[Items listed in a dataset]
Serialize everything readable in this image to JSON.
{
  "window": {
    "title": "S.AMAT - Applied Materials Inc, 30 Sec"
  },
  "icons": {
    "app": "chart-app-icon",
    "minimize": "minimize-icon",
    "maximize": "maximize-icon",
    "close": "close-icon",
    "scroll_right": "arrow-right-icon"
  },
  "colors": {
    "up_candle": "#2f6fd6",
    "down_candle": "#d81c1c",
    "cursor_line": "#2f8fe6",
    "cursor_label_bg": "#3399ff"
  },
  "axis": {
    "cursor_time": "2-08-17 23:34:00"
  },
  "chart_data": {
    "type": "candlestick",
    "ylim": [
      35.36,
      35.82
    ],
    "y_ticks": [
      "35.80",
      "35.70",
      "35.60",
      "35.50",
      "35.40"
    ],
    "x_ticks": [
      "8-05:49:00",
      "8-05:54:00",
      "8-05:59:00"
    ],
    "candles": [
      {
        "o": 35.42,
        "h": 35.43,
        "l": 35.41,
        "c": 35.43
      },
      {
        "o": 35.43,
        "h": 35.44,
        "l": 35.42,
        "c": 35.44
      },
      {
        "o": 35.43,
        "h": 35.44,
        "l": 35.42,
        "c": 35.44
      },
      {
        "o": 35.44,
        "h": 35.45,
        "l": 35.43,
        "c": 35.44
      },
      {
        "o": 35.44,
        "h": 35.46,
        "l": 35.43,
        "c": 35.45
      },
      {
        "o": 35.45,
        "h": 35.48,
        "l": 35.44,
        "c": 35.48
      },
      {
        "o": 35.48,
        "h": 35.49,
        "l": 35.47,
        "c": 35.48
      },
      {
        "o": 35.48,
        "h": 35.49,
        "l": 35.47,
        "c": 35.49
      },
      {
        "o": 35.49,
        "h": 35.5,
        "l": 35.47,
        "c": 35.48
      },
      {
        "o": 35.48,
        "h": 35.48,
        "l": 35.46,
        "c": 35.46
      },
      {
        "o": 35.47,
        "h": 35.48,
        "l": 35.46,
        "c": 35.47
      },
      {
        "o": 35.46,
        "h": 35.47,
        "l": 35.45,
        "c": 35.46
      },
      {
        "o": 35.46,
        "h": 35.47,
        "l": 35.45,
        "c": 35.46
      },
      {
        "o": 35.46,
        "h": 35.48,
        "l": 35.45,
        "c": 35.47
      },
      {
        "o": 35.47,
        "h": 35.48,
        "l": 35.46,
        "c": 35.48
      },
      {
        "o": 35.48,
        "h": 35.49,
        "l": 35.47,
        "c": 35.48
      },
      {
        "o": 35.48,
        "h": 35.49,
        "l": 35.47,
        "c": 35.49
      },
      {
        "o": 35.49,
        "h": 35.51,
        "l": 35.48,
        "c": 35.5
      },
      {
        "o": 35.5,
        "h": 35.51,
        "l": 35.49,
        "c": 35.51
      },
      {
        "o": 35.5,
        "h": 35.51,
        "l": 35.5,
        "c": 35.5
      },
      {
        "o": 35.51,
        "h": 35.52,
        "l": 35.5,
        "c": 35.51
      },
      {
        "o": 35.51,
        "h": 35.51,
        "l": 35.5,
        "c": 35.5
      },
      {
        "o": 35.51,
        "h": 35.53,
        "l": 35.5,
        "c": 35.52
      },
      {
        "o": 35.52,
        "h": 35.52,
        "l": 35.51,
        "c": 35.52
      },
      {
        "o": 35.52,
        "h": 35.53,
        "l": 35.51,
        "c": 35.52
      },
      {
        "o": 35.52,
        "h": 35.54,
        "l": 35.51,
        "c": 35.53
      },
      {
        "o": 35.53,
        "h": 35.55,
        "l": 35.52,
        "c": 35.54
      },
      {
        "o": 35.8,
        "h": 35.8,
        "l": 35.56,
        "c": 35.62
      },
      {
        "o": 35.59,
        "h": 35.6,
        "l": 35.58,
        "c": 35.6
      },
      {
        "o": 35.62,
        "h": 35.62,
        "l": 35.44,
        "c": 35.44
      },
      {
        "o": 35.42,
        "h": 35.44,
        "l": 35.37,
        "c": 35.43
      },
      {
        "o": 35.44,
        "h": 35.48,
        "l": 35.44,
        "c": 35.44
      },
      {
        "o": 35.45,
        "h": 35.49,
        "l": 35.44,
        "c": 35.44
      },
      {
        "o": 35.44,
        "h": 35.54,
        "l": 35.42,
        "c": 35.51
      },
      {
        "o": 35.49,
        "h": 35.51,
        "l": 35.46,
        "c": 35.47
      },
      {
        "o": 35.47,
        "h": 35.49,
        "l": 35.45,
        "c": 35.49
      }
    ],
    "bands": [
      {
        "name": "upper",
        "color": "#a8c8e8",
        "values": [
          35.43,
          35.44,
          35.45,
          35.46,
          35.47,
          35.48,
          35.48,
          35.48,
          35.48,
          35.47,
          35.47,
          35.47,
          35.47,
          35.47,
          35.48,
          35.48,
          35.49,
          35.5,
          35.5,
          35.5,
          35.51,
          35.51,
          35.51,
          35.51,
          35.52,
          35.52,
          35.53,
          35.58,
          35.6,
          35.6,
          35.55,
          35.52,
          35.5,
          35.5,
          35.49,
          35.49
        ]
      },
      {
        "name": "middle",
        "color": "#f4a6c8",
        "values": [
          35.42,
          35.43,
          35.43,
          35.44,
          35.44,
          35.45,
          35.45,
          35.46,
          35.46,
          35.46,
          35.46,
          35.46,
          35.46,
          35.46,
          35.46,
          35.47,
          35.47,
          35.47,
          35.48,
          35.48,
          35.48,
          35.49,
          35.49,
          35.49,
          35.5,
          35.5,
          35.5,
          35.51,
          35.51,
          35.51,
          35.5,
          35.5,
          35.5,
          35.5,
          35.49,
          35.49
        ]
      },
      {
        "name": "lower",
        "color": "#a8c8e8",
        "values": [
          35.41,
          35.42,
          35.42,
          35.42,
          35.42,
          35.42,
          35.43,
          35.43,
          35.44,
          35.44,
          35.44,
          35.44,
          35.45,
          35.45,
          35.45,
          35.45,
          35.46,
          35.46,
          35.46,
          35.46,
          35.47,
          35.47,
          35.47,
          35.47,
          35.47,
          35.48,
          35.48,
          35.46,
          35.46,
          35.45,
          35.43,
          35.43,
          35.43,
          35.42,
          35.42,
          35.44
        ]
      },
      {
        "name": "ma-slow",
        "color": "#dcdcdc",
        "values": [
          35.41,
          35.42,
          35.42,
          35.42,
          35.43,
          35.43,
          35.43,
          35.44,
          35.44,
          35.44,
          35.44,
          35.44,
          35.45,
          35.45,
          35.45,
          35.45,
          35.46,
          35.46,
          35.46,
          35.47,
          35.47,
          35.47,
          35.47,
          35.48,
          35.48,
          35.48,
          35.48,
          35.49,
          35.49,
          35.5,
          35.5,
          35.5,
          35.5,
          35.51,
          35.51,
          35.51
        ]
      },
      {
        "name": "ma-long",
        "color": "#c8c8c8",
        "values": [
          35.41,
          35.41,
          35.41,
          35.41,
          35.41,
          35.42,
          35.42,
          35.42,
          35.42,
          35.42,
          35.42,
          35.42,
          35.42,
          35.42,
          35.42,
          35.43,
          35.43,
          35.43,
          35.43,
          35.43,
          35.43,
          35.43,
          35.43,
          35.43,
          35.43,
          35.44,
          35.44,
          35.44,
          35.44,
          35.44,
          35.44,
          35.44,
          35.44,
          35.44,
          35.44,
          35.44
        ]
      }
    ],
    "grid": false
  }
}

Written problem: Retype the listing exactly, in full.

Complete response:
Serialize everything readable in this image to JSON.
{
  "window": {
    "title": "S.AMAT - Applied Materials Inc, 30 Sec"
  },
  "icons": {
    "app": "chart-app-icon",
    "minimize": "minimize-icon",
    "maximize": "maximize-icon",
    "close": "close-icon",
    "scroll_right": "arrow-right-icon"
  },
  "colors": {
    "up_candle": "#2f6fd6",
    "down_candle": "#d81c1c",
    "cursor_line": "#2f8fe6",
    "cursor_label_bg": "#3399ff"
  },
  "axis": {
    "cursor_time": "2-08-17 23:34:00"
  },
  "chart_data": {
    "type": "candlestick",
    "ylim": [
      35.36,
      35.82
    ],
    "y_ticks": [
      "35.80",
      "35.70",
      "35.60",
      "35.50",
      "35.40"
    ],
    "x_ticks": [
      "8-05:49:00",
      "8-05:54:00",
      "8-05:59:00"
    ],
    "candles": [
      {
        "o": 35.42,
        "h": 35.43,
        "l": 35.41,
        "c": 35.43
      },
      {
        "o": 35.43,
        "h": 35.44,
        "l": 35.42,
        "c": 35.44
      },
      {
        "o": 35.43,
        "h": 35.44,
        "l": 35.42,
        "c": 35.44
      },
      {
        "o": 35.44,
        "h": 35.45,
        "l": 35.43,
        "c": 35.44
      },
      {
        "o": 35.44,
        "h": 35.46,
        "l": 35.43,
        "c": 35.45
      },
      {
        "o": 35.45,
        "h": 35.48,
        "l": 35.44,
        "c": 35.48
      },
      {
        "o": 35.48,
        "h": 35.49,
        "l": 35.47,
        "c": 35.48
      },
      {
        "o": 35.48,
        "h": 35.49,
        "l": 35.47,
        "c": 35.49
      },
      {
        "o": 35.49,
        "h": 35.5,
        "l": 35.47,
        "c": 35.48
      },
      {
        "o": 35.48,
        "h": 35.48,
        "l": 35.46,
        "c": 35.46
      },
      {
        "o": 35.47,
        "h": 35.48,
        "l": 35.46,
        "c": 35.47
      },
      {
        "o": 35.46,
        "h": 35.47,
        "l": 35.45,
        "c": 35.46
      },
      {
        "o": 35.46,
        "h": 35.47,
        "l": 35.45,
        "c": 35.46
      },
      {
        "o": 35.46,
        "h": 35.48,
        "l": 35.45,
        "c": 35.47
      },
      {
        "o": 35.47,
        "h": 35.48,
        "l": 35.46,
        "c": 35.48
      },
      {
        "o": 35.48,
        "h": 35.49,
        "l": 35.47,
        "c": 35.48
      },
      {
        "o": 35.48,
        "h": 35.49,
        "l": 35.47,
        "c": 35.49
      },
      {
        "o": 35.49,
        "h": 35.51,
        "l": 35.48,
        "c": 35.5
      },
      {
        "o": 35.5,
        "h": 35.51,
        "l": 35.49,
        "c": 35.51
      },
      {
        "o": 35.5,
        "h": 35.51,
        "l": 35.5,
        "c": 35.5
      },
      {
        "o": 35.51,
        "h": 35.52,
        "l": 35.5,
        "c": 35.51
      },
      {
        "o": 35.51,
        "h": 35.51,
        "l": 35.5,
        "c": 35.5
      },
      {
        "o": 35.51,
        "h": 35.53,
        "l": 35.5,
        "c": 35.52
      },
      {
        "o": 35.52,
        "h": 35.52,
        "l": 35.51,
        "c": 35.52
      },
      {
        "o": 35.52,
        "h": 35.53,
        "l": 35.51,
        "c": 35.52
      },
      {
        "o": 35.52,
        "h": 35.54,
        "l": 35.51,
        "c": 35.53
      },
      {
        "o": 35.53,
        "h": 35.55,
        "l": 35.52,
        "c": 35.54
      },
      {
        "o": 35.8,
        "h": 35.8,
        "l": 35.56,
        "c": 35.62
      },
      {
        "o": 35.59,
        "h": 35.6,
        "l": 35.58,
        "c": 35.6
      },
      {
        "o": 35.62,
        "h": 35.62,
        "l": 35.44,
        "c": 35.44
      },
      {
        "o": 35.42,
        "h": 35.44,
        "l": 35.37,
        "c": 35.43
      },
      {
        "o": 35.44,
        "h": 35.48,
        "l": 35.44,
        "c": 35.44
      },
      {
        "o": 35.45,
        "h": 35.49,
        "l": 35.44,
        "c": 35.44
      },
      {
        "o": 35.44,
        "h": 35.54,
        "l": 35.42,
        "c": 35.51
      },
      {
        "o": 35.49,
        "h": 35.51,
        "l": 35.46,
        "c": 35.47
      },
      {
        "o": 35.47,
        "h": 35.49,
        "l": 35.45,
        "c": 35.49
      }
    ],
    "bands": [
      {
        "name": "upper",
        "color": "#a8c8e8",
        "values": [
          35.43,
          35.44,
          35.45,
          35.46,
          35.47,
          35.48,
          35.48,
          35.48,
          35.48,
          35.47,
          35.47,
          35.47,
          35.47,
          35.47,
          35.48,
          35.48,
          35.49,
          35.5,
          35.5,
          35.5,
          35.51,
          35.51,
          35.51,
          35.51,
          35.52,
          35.52,
          35.53,
          35.58,
          35.6,
          35.6,
          35.55,
          35.52,
          35.5,
          35.5,
          35.49,
          35.49
        ]
      },
      {
        "name": "middle",
        "color": "#f4a6c8",
        "values": [
          35.42,
          35.43,
          35.43,
          35.44,
          35.44,
          35.45,
          35.45,
          35.46,
          35.46,
          35.46,
          35.46,
          35.46,
          35.46,
          35.46,
          35.46,
          35.47,
          35.47,
          35.47,
          35.48,
          35.48,
          35.48,
          35.49,
          35.49,
          35.49,
          35.5,
          35.5,
          35.5,
          35.51,
          35.51,
          35.51,
          35.5,
          35.5,
          35.5,
          35.5,
          35.49,
          35.49
        ]
      },
      {
        "name": "lower",
        "color": "#a8c8e8",
        "values": [
          35.41,
          35.42,
          35.42,
          35.42,
          35.42,
          35.42,
          35.43,
          35.43,
          35.44,
          35.44,
          35.44,
          35.44,
          35.45,
          35.45,
          35.45,
          35.45,
          35.46,
          35.46,
          35.46,
          35.46,
          35.47,
          35.47,
          35.47,
          35.47,
          35.47,
          35.48,
          35.48,
          35.46,
          35.46,
          35.45,
          35.43,
          35.43,
          35.43,
          35.42,
          35.42,
          35.44
        ]
      },
      {
        "name": "ma-slow",
        "color": "#dcdcdc",
        "values": [
          35.41,
          35.42,
          35.42,
          35.42,
          35.43,
          35.43,
          35.43,
          35.44,
          35.44,
          35.44,
          35.44,
          35.44,
          35.45,
          35.45,
          35.45,
          35.45,
          35.46,
          35.46,
          35.46,
          35.47,
          35.47,
          35.47,
          35.47,
          35.48,
          35.48,
          35.48,
          35.48,
          35.49,
          35.49,
          35.5,
          35.5,
          35.5,
          35.5,
          35.51,
          35.51,
          35.51
        ]
      },
      {
        "name": "ma-long",
        "color": "#c8c8c8",
        "values": [
          35.41,
          35.41,
          35.41,
          35.41,
          35.41,
          35.42,
          35.42,
          35.42,
          35.42,
          35.42,
          35.42,
          35.42,
          35.42,
          35.42,
          35.42,
          35.43,
          35.43,
          35.43,
          35.43,
          35.43,
          35.43,
          35.43,
          35.43,
          35.43,
          35.43,
          35.44,
          35.44,
          35.44,
          35.44,
          35.44,
          35.44,
          35.44,
          35.44,
          35.44,
          35.44,
          35.44
        ]
      }
    ],
    "grid": false
  }
}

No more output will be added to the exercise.